**What you will do**
Go through the listing and write out all of it exactly.

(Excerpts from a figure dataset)
┌────────

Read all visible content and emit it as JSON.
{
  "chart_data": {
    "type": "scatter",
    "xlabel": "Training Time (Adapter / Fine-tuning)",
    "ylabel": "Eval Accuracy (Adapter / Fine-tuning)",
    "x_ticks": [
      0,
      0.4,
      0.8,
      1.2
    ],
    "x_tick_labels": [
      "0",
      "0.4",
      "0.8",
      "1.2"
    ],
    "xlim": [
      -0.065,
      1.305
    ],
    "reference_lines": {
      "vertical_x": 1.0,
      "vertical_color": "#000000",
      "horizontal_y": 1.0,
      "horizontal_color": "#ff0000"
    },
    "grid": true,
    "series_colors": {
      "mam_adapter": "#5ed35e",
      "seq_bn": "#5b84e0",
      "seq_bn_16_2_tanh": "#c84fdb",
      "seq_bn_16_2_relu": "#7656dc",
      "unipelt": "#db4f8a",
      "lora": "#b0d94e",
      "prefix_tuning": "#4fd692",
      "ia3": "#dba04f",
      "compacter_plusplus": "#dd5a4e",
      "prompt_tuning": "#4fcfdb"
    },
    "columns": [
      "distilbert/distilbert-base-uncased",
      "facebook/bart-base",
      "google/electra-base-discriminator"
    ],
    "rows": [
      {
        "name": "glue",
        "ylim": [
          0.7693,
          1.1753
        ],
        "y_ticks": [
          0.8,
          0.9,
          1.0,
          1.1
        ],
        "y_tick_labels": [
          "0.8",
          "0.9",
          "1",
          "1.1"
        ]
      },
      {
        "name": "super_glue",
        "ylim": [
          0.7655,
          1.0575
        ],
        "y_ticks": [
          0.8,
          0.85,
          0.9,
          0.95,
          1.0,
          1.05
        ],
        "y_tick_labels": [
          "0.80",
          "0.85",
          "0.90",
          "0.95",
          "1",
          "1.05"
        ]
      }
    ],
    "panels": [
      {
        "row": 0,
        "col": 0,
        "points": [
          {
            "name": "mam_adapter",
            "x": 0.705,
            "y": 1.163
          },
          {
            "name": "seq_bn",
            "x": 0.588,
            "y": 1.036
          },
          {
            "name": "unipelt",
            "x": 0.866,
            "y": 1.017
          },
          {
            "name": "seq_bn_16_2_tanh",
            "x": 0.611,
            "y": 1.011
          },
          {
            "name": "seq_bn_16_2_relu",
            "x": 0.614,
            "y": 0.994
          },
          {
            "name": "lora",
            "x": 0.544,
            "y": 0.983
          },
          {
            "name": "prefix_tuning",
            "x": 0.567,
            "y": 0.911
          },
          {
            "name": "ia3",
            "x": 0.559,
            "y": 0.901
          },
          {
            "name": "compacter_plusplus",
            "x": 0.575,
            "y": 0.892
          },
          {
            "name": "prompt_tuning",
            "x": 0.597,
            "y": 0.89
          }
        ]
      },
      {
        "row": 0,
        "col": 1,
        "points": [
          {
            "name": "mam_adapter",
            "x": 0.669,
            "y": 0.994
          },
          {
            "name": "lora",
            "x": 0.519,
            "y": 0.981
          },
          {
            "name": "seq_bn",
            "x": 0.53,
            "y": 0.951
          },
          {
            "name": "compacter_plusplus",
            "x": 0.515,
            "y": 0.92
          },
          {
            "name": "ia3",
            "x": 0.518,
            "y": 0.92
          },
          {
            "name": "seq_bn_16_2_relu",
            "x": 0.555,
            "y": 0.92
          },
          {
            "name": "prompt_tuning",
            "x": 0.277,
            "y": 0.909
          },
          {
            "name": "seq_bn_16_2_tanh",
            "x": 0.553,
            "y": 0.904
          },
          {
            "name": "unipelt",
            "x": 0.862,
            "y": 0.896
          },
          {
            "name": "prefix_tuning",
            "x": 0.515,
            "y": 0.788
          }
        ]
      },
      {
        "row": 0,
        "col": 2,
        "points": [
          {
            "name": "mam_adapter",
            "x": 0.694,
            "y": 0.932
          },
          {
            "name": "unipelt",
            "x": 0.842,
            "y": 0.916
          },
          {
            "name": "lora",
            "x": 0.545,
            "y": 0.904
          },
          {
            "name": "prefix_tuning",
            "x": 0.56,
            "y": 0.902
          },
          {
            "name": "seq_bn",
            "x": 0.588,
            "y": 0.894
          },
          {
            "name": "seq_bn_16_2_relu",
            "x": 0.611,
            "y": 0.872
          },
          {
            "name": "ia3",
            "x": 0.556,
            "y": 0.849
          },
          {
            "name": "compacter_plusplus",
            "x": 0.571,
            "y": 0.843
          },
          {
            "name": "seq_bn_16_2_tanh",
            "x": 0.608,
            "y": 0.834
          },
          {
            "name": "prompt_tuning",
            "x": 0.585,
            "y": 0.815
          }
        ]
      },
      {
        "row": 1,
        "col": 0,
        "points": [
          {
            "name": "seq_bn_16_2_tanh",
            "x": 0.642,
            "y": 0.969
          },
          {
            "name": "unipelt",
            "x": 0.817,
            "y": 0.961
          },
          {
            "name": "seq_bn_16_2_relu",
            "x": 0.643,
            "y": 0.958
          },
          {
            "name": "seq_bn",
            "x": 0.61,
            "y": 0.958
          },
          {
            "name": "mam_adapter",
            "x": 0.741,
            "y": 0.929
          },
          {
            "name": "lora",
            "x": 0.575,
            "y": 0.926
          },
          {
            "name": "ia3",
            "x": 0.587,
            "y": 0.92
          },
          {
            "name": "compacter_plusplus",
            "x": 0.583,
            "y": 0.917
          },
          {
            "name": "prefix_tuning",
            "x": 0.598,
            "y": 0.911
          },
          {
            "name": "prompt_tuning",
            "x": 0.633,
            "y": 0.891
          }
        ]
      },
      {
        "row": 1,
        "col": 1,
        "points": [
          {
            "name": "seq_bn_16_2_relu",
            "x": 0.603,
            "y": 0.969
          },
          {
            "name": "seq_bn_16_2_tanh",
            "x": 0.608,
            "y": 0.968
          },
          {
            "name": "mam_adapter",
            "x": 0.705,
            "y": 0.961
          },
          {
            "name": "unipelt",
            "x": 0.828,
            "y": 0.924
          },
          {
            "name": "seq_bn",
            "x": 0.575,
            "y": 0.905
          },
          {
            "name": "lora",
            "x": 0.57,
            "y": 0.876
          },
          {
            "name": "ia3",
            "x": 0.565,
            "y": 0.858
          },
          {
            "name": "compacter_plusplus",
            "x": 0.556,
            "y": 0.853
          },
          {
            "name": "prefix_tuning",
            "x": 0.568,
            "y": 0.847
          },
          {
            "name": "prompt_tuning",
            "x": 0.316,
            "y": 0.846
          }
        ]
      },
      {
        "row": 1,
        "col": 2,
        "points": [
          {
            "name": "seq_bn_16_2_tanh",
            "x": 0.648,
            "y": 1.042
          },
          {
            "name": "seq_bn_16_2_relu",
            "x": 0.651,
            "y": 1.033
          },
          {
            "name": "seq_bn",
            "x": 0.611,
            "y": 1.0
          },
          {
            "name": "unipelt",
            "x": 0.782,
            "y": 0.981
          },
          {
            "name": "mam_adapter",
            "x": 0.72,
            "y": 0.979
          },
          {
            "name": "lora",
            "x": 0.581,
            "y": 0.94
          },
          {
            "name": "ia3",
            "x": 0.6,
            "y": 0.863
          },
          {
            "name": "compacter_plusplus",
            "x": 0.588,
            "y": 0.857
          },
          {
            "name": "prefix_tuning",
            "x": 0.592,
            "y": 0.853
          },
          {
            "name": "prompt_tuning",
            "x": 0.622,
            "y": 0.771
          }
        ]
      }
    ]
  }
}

└────────

**Answer below**
Read all visible content and emit it as JSON.
{
  "chart_data": {
    "type": "scatter",
    "xlabel": "Training Time (Adapter / Fine-tuning)",
    "ylabel": "Eval Accuracy (Adapter / Fine-tuning)",
    "x_ticks": [
      0,
      0.4,
      0.8,
      1.2
    ],
    "x_tick_labels": [
      "0",
      "0.4",
      "0.8",
      "1.2"
    ],
    "xlim": [
      -0.065,
      1.305
    ],
    "reference_lines": {
      "vertical_x": 1.0,
      "vertical_color": "#000000",
      "horizontal_y": 1.0,
      "horizontal_color": "#ff0000"
    },
    "grid": true,
    "series_colors": {
      "mam_adapter": "#5ed35e",
      "seq_bn": "#5b84e0",
      "seq_bn_16_2_tanh": "#c84fdb",
      "seq_bn_16_2_relu": "#7656dc",
      "unipelt": "#db4f8a",
      "lora": "#b0d94e",
      "prefix_tuning": "#4fd692",
      "ia3": "#dba04f",
      "compacter_plusplus": "#dd5a4e",
      "prompt_tuning": "#4fcfdb"
    },
    "columns": [
      "distilbert/distilbert-base-uncased",
      "facebook/bart-base",
      "google/electra-base-discriminator"
    ],
    "rows": [
      {
        "name": "glue",
        "ylim": [
          0.7693,
          1.1753
        ],
        "y_ticks": [
          0.8,
          0.9,
          1.0,
          1.1
        ],
        "y_tick_labels": [
          "0.8",
          "0.9",
          "1",
          "1.1"
        ]
      },
      {
        "name": "super_glue",
        "ylim": [
          0.7655,
          1.0575
        ],
        "y_ticks": [
          0.8,
          0.85,
          0.9,
          0.95,
          1.0,
          1.05
        ],
        "y_tick_labels": [
          "0.80",
          "0.85",
          "0.90",
          "0.95",
          "1",
          "1.05"
        ]
      }
    ],
    "panels": [
      {
        "row": 0,
        "col": 0,
        "points": [
          {
            "name": "mam_adapter",
            "x": 0.705,
            "y": 1.163
          },
          {
            "name": "seq_bn",
            "x": 0.588,
            "y": 1.036
          },
          {
            "name": "unipelt",
            "x": 0.866,
            "y": 1.017
          },
          {
            "name": "seq_bn_16_2_tanh",
            "x": 0.611,
            "y": 1.011
          },
          {
            "name": "seq_bn_16_2_relu",
            "x": 0.614,
            "y": 0.994
          },
          {
            "name": "lora",
            "x": 0.544,
            "y": 0.983
          },
          {
            "name": "prefix_tuning",
            "x": 0.567,
            "y": 0.911
          },
          {
            "name": "ia3",
            "x": 0.559,
            "y": 0.901
          },
          {
            "name": "compacter_plusplus",
            "x": 0.575,
            "y": 0.892
          },
          {
            "name": "prompt_tuning",
            "x": 0.597,
            "y": 0.89
          }
        ]
      },
      {
        "row": 0,
        "col": 1,
        "points": [
          {
            "name": "mam_adapter",
            "x": 0.669,
            "y": 0.994
          },
          {
            "name": "lora",
            "x": 0.519,
            "y": 0.981
          },
          {
            "name": "seq_bn",
            "x": 0.53,
            "y": 0.951
          },
          {
            "name": "compacter_plusplus",
            "x": 0.515,
            "y": 0.92
          },
          {
            "name": "ia3",
            "x": 0.518,
            "y": 0.92
          },
          {
            "name": "seq_bn_16_2_relu",
            "x": 0.555,
            "y": 0.92
          },
          {
            "name": "prompt_tuning",
            "x": 0.277,
            "y": 0.909
          },
          {
            "name": "seq_bn_16_2_tanh",
            "x": 0.553,
            "y": 0.904
          },
          {
            "name": "unipelt",
            "x": 0.862,
            "y": 0.896
          },
          {
            "name": "prefix_tuning",
            "x": 0.515,
            "y": 0.788
          }
        ]
      },
      {
        "row": 0,
        "col": 2,
        "points": [
          {
            "name": "mam_adapter",
            "x": 0.694,
            "y": 0.932
          },
          {
            "name": "unipelt",
            "x": 0.842,
            "y": 0.916
          },
          {
            "name": "lora",
            "x": 0.545,
            "y": 0.904
          },
          {
            "name": "prefix_tuning",
            "x": 0.56,
            "y": 0.902
          },
          {
            "name": "seq_bn",
            "x": 0.588,
            "y": 0.894
          },
          {
            "name": "seq_bn_16_2_relu",
            "x": 0.611,
            "y": 0.872
          },
          {
            "name": "ia3",
            "x": 0.556,
            "y": 0.849
          },
          {
            "name": "compacter_plusplus",
            "x": 0.571,
            "y": 0.843
          },
          {
            "name": "seq_bn_16_2_tanh",
            "x": 0.608,
            "y": 0.834
          },
          {
            "name": "prompt_tuning",
            "x": 0.585,
            "y": 0.815
          }
        ]
      },
      {
        "row": 1,
        "col": 0,
        "points": [
          {
            "name": "seq_bn_16_2_tanh",
            "x": 0.642,
            "y": 0.969
          },
          {
            "name": "unipelt",
            "x": 0.817,
            "y": 0.961
          },
          {
            "name": "seq_bn_16_2_relu",
            "x": 0.643,
            "y": 0.958
          },
          {
            "name": "seq_bn",
            "x": 0.61,
            "y": 0.958
          },
          {
            "name": "mam_adapter",
            "x": 0.741,
            "y": 0.929
          },
          {
            "name": "lora",
            "x": 0.575,
            "y": 0.926
          },
          {
            "name": "ia3",
            "x": 0.587,
            "y": 0.92
          },
          {
            "name": "compacter_plusplus",
            "x": 0.583,
            "y": 0.917
          },
          {
            "name": "prefix_tuning",
            "x": 0.598,
            "y": 0.911
          },
          {
            "name": "prompt_tuning",
            "x": 0.633,
            "y": 0.891
          }
        ]
      },
      {
        "row": 1,
        "col": 1,
        "points": [
          {
            "name": "seq_bn_16_2_relu",
            "x": 0.603,
            "y": 0.969
          },
          {
            "name": "seq_bn_16_2_tanh",
            "x": 0.608,
            "y": 0.968
          },
          {
            "name": "mam_adapter",
            "x": 0.705,
            "y": 0.961
          },
          {
            "name": "unipelt",
            "x": 0.828,
            "y": 0.924
          },
          {
            "name": "seq_bn",
            "x": 0.575,
            "y": 0.905
          },
          {
            "name": "lora",
            "x": 0.57,
            "y": 0.876
          },
          {
            "name": "ia3",
            "x": 0.565,
            "y": 0.858
          },
          {
            "name": "compacter_plusplus",
            "x": 0.556,
            "y": 0.853
          },
          {
            "name": "prefix_tuning",
            "x": 0.568,
            "y": 0.847
          },
          {
            "name": "prompt_tuning",
            "x": 0.316,
            "y": 0.846
          }
        ]
      },
      {
        "row": 1,
        "col": 2,
        "points": [
          {
            "name": "seq_bn_16_2_tanh",
            "x": 0.648,
            "y": 1.042
          },
          {
            "name": "seq_bn_16_2_relu",
            "x": 0.651,
            "y": 1.033
          },
          {
            "name": "seq_bn",
            "x": 0.611,
            "y": 1.0
          },
          {
            "name": "unipelt",
            "x": 0.782,
            "y": 0.981
          },
          {
            "name": "mam_adapter",
            "x": 0.72,
            "y": 0.979
          },
          {
            "name": "lora",
            "x": 0.581,
            "y": 0.94
          },
          {
            "name": "ia3",
            "x": 0.6,
            "y": 0.863
          },
          {
            "name": "compacter_plusplus",
            "x": 0.588,
            "y": 0.857
          },
          {
            "name": "prefix_tuning",
            "x": 0.592,
            "y": 0.853
          },
          {
            "name": "prompt_tuning",
            "x": 0.622,
            "y": 0.771
          }
        ]
      }
    ]
  }
}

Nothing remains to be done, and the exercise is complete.